_What you need to do_
Extract every record, keeping each one exactly as it is.

Dataset items:
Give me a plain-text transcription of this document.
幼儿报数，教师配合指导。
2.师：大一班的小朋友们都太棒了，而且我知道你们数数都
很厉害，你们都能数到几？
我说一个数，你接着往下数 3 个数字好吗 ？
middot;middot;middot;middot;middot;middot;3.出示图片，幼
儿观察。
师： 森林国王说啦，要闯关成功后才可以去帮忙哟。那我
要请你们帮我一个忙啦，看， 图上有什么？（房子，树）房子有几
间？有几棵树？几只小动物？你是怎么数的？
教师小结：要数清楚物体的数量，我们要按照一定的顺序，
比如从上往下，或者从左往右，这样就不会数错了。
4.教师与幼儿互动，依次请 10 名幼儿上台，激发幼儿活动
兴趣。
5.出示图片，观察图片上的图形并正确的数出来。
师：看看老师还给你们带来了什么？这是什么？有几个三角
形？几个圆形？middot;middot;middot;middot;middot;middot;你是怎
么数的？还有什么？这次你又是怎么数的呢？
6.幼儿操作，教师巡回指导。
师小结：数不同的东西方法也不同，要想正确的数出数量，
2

_Response to this task_
Give me a plain-text transcription of this document.
幼儿报数，教师配合指导。
2.师：大一班的小朋友们都太棒了，而且我知道你们数数都
很厉害，你们都能数到几？
我说一个数，你接着往下数 3 个数字好吗 ？
middot;middot;middot;middot;middot;middot;3.出示图片，幼
儿观察。
师： 森林国王说啦，要闯关成功后才可以去帮忙哟。那我
要请你们帮我一个忙啦，看， 图上有什么？（房子，树）房子有几
间？有几棵树？几只小动物？你是怎么数的？
教师小结：要数清楚物体的数量，我们要按照一定的顺序，
比如从上往下，或者从左往右，这样就不会数错了。
4.教师与幼儿互动，依次请 10 名幼儿上台，激发幼儿活动
兴趣。
5.出示图片，观察图片上的图形并正确的数出来。
师：看看老师还给你们带来了什么？这是什么？有几个三角
形？几个圆形？middot;middot;middot;middot;middot;middot;你是怎
么数的？还有什么？这次你又是怎么数的呢？
6.幼儿操作，教师巡回指导。
师小结：数不同的东西方法也不同，要想正确的数出数量，
2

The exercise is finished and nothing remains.